### Data in this exercise
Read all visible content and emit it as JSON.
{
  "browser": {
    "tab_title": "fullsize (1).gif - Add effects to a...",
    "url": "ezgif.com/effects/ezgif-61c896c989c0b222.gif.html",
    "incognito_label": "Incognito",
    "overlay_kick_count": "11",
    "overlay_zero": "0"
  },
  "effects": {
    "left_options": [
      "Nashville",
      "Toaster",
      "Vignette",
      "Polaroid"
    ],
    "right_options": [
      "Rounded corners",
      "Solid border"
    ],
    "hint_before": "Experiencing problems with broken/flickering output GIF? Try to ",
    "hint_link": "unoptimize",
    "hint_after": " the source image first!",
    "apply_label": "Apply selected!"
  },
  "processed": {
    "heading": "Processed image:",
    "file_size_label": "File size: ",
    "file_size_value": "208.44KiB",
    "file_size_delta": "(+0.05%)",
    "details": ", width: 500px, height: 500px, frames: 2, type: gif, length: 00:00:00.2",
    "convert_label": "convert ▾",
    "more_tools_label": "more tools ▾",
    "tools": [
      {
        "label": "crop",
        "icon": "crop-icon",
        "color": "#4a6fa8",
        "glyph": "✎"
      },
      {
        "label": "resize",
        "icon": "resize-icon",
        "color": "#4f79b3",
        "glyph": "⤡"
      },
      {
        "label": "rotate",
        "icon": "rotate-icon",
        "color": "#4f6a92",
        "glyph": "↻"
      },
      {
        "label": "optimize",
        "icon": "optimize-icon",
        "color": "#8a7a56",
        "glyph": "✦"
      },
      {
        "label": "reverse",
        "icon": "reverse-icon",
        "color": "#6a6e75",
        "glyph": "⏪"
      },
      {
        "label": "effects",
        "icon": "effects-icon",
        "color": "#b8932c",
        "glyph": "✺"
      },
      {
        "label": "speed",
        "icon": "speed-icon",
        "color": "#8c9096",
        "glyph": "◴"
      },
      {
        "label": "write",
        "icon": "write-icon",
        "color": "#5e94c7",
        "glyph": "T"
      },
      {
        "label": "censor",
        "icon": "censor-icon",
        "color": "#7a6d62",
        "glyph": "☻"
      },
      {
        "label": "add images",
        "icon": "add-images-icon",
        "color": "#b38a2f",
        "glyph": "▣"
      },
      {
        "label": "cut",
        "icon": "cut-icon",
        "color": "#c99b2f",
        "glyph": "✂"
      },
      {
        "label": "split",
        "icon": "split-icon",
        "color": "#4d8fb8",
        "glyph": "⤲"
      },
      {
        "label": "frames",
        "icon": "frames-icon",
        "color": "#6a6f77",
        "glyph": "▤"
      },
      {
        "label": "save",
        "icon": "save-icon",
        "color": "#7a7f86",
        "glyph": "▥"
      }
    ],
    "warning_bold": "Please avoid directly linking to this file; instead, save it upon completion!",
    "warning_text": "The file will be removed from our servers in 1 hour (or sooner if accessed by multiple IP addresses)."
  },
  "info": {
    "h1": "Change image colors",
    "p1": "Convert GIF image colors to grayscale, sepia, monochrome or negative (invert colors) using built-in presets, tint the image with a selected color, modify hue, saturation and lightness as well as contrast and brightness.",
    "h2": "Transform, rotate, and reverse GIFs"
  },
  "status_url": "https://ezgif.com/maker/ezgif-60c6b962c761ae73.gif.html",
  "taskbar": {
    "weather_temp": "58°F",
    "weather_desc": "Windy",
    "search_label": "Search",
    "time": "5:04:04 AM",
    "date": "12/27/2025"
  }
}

### Given instruction
Looking at the listing above, count the lines that contain "ezgif" and give nothing but the number.

### Answer to this task
2